**Written exercise:** Write the entries out again exactly as they stand, but without the pictures.

Stored entries
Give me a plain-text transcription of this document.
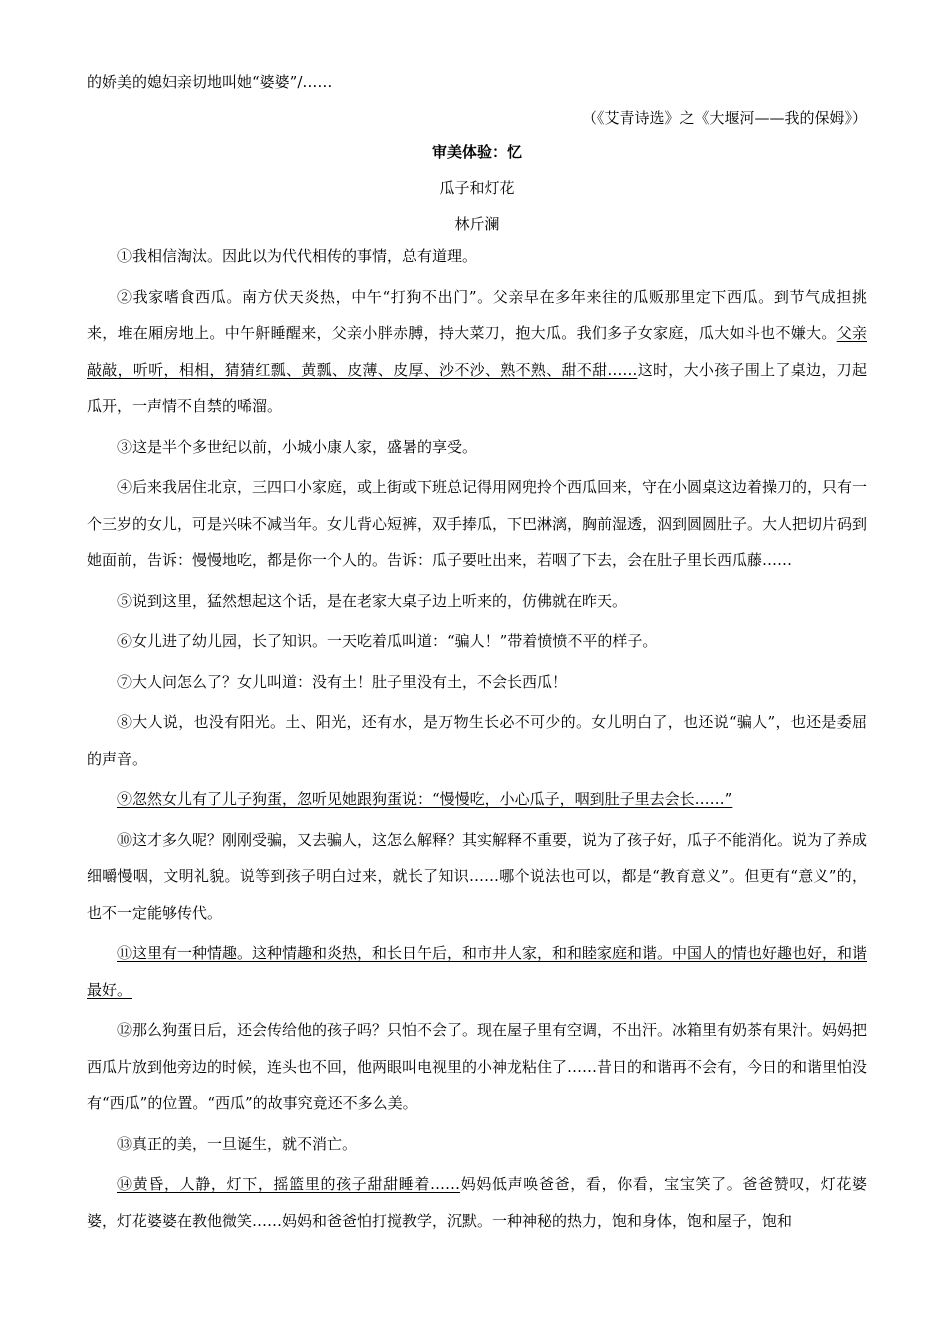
的娇美的媳妇亲切地叫她“婆婆”/……
（《艾青诗选》之《大堰河——我的保姆》）
审美体验：忆
瓜子和灯花
林斤澜

①我相信淘汰。因此以为代代相传的事情，总有道理。

②我家嗜食西瓜。南方伏天炎热，中午“打狗不出门”。父亲早在多年来往的瓜贩那里定下西瓜。到节气成担挑来，堆在厢房地上。中午鼾睡醒来，父亲小胖赤膊，持大菜刀，抱大瓜。我们多子女家庭，瓜大如斗也不嫌大。父亲敲敲，听听，相相，猜猜红瓢、黄瓢、皮薄、皮厚、沙不沙、熟不熟、甜不甜……这时，大小孩子围上了桌边，刀起瓜开，一声情不自禁的唏溜。

③这是半个多世纪以前，小城小康人家，盛暑的享受。

④后来我居住北京，三四口小家庭，或上街或下班总记得用网兜拎个西瓜回来，守在小圆桌这边着操刀的，只有一个三岁的女儿，可是兴味不减当年。女儿背心短裤，双手捧瓜，下巴淋漓，胸前湿透，泅到圆圆肚子。大人把切片码到她面前，告诉：慢慢地吃，都是你一个人的。告诉：瓜子要吐出来，若咽了下去，会在肚子里长西瓜藤……

⑤说到这里，猛然想起这个话，是在老家大桌子边上听来的，仿佛就在昨天。

⑥女儿进了幼儿园，长了知识。一天吃着瓜叫道：“骗人！”带着愤愤不平的样子。

⑦大人问怎么了？女儿叫道：没有土！肚子里没有土，不会长西瓜！

⑧大人说，也没有阳光。土、阳光，还有水，是万物生长必不可少的。女儿明白了，也还说“骗人”，也还是委屈的声音。

⑨忽然女儿有了儿子狗蛋，忽听见她跟狗蛋说：“慢慢吃，小心瓜子，咽到肚子里去会长……”

⑩这才多久呢？刚刚受骗，又去骗人，这怎么解释？其实解释不重要，说为了孩子好，瓜子不能消化。说为了养成细嚼慢咽，文明礼貌。说等到孩子明白过来，就长了知识……哪个说法也可以，都是“教育意义”。但更有“意义”的，也不一定能够传代。

⑪这里有一种情趣。这种情趣和炎热，和长日午后，和市井人家，和和睦家庭和谐。中国人的情也好趣也好，和谐最好。

⑫那么狗蛋日后，还会传给他的孩子吗？只怕不会了。现在屋子里有空调，不出汗。冰箱里有奶茶有果汁。妈妈把西瓜片放到他旁边的时候，连头也不回，他两眼叫电视里的小神龙粘住了……昔日的和谐再不会有，今日的和谐里怕没有“西瓜”的位置。“西瓜”的故事究竟还不多么美。

⑬真正的美，一旦诞生，就不消亡。

⑭黄昏，人静，灯下，摇篮里的孩子甜甜睡着……妈妈低声唤爸爸，看，你看，宝宝笑了。爸爸赞叹，灯花婆婆，灯花婆婆在教他微笑……妈妈和爸爸怕打搅教学，沉默。一种神秘的热力，饱和身体，饱和屋子，饱和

**Answer:**
Give me a plain-text transcription of this document.
的娇美的媳妇亲切地叫她“婆婆”/……
（《艾青诗选》之《大堰河——我的保姆》）
审美体验：忆
瓜子和灯花
林斤澜

①我相信淘汰。因此以为代代相传的事情，总有道理。

②我家嗜食西瓜。南方伏天炎热，中午“打狗不出门”。父亲早在多年来往的瓜贩那里定下西瓜。到节气成担挑来，堆在厢房地上。中午鼾睡醒来，父亲小胖赤膊，持大菜刀，抱大瓜。我们多子女家庭，瓜大如斗也不嫌大。父亲敲敲，听听，相相，猜猜红瓢、黄瓢、皮薄、皮厚、沙不沙、熟不熟、甜不甜……这时，大小孩子围上了桌边，刀起瓜开，一声情不自禁的唏溜。

③这是半个多世纪以前，小城小康人家，盛暑的享受。

④后来我居住北京，三四口小家庭，或上街或下班总记得用网兜拎个西瓜回来，守在小圆桌这边着操刀的，只有一个三岁的女儿，可是兴味不减当年。女儿背心短裤，双手捧瓜，下巴淋漓，胸前湿透，泅到圆圆肚子。大人把切片码到她面前，告诉：慢慢地吃，都是你一个人的。告诉：瓜子要吐出来，若咽了下去，会在肚子里长西瓜藤……

⑤说到这里，猛然想起这个话，是在老家大桌子边上听来的，仿佛就在昨天。

⑥女儿进了幼儿园，长了知识。一天吃着瓜叫道：“骗人！”带着愤愤不平的样子。

⑦大人问怎么了？女儿叫道：没有土！肚子里没有土，不会长西瓜！

⑧大人说，也没有阳光。土、阳光，还有水，是万物生长必不可少的。女儿明白了，也还说“骗人”，也还是委屈的声音。

⑨忽然女儿有了儿子狗蛋，忽听见她跟狗蛋说：“慢慢吃，小心瓜子，咽到肚子里去会长……”

⑩这才多久呢？刚刚受骗，又去骗人，这怎么解释？其实解释不重要，说为了孩子好，瓜子不能消化。说为了养成细嚼慢咽，文明礼貌。说等到孩子明白过来，就长了知识……哪个说法也可以，都是“教育意义”。但更有“意义”的，也不一定能够传代。

⑪这里有一种情趣。这种情趣和炎热，和长日午后，和市井人家，和和睦家庭和谐。中国人的情也好趣也好，和谐最好。

⑫那么狗蛋日后，还会传给他的孩子吗？只怕不会了。现在屋子里有空调，不出汗。冰箱里有奶茶有果汁。妈妈把西瓜片放到他旁边的时候，连头也不回，他两眼叫电视里的小神龙粘住了……昔日的和谐再不会有，今日的和谐里怕没有“西瓜”的位置。“西瓜”的故事究竟还不多么美。

⑬真正的美，一旦诞生，就不消亡。

⑭黄昏，人静，灯下，摇篮里的孩子甜甜睡着……妈妈低声唤爸爸，看，你看，宝宝笑了。爸爸赞叹，灯花婆婆，灯花婆婆在教他微笑……妈妈和爸爸怕打搅教学，沉默。一种神秘的热力，饱和身体，饱和屋子，饱和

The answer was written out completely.